╭──

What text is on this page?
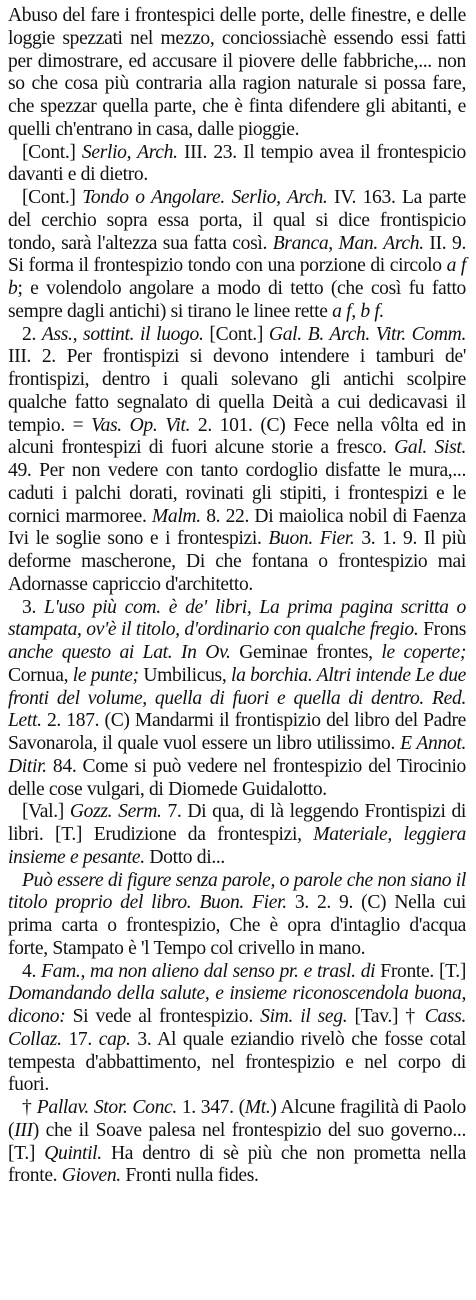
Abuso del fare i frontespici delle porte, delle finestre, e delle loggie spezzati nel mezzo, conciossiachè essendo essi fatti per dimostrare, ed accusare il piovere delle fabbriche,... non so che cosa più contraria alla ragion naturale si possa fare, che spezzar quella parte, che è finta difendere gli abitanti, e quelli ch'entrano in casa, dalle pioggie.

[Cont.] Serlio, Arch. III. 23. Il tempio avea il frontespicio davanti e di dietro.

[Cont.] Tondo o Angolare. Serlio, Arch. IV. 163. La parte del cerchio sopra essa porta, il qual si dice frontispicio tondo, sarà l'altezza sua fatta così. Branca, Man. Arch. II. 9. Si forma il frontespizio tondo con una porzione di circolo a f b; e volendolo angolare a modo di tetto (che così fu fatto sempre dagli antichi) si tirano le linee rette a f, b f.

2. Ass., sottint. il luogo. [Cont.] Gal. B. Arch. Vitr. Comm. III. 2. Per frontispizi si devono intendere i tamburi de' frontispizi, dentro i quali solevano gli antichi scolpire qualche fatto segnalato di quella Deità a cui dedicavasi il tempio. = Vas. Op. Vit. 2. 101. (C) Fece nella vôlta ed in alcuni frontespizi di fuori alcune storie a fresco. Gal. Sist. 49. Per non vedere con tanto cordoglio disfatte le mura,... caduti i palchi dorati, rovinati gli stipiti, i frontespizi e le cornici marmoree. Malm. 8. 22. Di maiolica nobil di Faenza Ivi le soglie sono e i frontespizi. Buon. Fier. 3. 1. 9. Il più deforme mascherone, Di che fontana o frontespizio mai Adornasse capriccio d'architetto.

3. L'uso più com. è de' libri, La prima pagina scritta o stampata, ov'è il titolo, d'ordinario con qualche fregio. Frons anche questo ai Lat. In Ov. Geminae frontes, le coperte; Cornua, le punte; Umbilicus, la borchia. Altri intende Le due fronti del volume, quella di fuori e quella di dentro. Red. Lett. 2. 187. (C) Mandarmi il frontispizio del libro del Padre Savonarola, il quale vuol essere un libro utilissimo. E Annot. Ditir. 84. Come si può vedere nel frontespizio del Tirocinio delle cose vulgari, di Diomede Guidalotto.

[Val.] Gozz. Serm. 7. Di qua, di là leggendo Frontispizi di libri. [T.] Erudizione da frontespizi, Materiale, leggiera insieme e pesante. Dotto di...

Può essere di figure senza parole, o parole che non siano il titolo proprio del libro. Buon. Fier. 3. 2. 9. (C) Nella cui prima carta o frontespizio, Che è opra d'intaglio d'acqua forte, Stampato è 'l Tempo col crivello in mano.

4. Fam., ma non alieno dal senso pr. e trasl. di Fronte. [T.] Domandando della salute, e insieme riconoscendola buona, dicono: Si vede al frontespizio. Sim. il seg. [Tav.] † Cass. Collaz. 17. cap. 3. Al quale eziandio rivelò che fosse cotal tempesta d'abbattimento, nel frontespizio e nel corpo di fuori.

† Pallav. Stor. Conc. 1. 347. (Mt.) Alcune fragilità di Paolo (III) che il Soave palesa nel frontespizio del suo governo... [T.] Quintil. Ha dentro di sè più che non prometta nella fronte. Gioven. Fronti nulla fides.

╰──

**Work instructions**. Using the entries above, find all lines with "insieme". Copy them.

**Correct response**.
[Val.] Gozz. Serm. 7. Di qua, di là leggendo Frontispizi di libri. [T.] Erudizione da frontespizi, Materiale, leggiera insieme e pesante. Dotto di...
4. Fam., ma non alieno dal senso pr. e trasl. di Fronte. [T.] Domandando della salute, e insieme riconoscendola buona, dicono: Si vede al frontespizio. Sim. il seg. [Tav.] † Cass. Collaz. 17. cap. 3. Al quale eziandio rivelò che fosse cotal tempesta d'abbattimento, nel frontespizio e nel corpo di fuori.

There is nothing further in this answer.